+++ Dataset records

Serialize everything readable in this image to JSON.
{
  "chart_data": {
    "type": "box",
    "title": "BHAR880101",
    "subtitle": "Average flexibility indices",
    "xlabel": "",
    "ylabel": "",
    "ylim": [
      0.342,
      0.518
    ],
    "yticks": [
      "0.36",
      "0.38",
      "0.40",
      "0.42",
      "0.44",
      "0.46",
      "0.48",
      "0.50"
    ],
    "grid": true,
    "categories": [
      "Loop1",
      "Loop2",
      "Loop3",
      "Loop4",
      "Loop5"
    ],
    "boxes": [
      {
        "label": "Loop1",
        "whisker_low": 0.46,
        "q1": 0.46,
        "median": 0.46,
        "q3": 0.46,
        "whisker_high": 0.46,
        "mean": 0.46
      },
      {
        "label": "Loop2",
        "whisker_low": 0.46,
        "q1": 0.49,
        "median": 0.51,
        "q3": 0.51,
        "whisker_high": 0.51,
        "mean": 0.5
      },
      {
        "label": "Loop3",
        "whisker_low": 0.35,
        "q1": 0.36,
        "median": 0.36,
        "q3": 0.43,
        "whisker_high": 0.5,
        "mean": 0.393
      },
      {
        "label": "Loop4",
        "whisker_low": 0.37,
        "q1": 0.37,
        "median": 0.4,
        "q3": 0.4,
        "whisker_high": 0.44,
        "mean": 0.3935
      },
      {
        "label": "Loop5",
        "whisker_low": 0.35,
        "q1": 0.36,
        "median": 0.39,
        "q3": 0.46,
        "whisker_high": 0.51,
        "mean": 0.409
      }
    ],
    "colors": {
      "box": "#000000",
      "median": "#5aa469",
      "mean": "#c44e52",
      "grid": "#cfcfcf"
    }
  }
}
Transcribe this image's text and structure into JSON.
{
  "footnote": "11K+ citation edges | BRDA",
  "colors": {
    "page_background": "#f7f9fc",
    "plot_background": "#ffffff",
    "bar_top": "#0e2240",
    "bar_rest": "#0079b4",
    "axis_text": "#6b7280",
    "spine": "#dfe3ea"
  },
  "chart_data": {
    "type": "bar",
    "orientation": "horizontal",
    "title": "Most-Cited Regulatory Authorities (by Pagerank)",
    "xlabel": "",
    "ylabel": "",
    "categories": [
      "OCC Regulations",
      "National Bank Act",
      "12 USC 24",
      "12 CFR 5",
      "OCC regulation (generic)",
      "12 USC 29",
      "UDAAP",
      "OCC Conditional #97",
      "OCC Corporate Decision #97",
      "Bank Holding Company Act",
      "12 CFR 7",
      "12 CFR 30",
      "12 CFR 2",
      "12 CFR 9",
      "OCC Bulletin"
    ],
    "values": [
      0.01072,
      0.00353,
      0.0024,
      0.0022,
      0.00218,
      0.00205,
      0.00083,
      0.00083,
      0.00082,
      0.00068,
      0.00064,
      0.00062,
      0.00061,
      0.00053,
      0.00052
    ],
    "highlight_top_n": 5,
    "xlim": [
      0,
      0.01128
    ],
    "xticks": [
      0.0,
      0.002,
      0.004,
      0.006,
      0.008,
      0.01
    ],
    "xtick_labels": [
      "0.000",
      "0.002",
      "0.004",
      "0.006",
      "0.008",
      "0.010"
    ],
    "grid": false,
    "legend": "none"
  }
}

++++++

■ Direction:
Search the listing for the word "image". Copy every line in which it occurs.

■ Answer to this problem:
Serialize everything readable in this image to JSON.
Transcribe this image's text and structure into JSON.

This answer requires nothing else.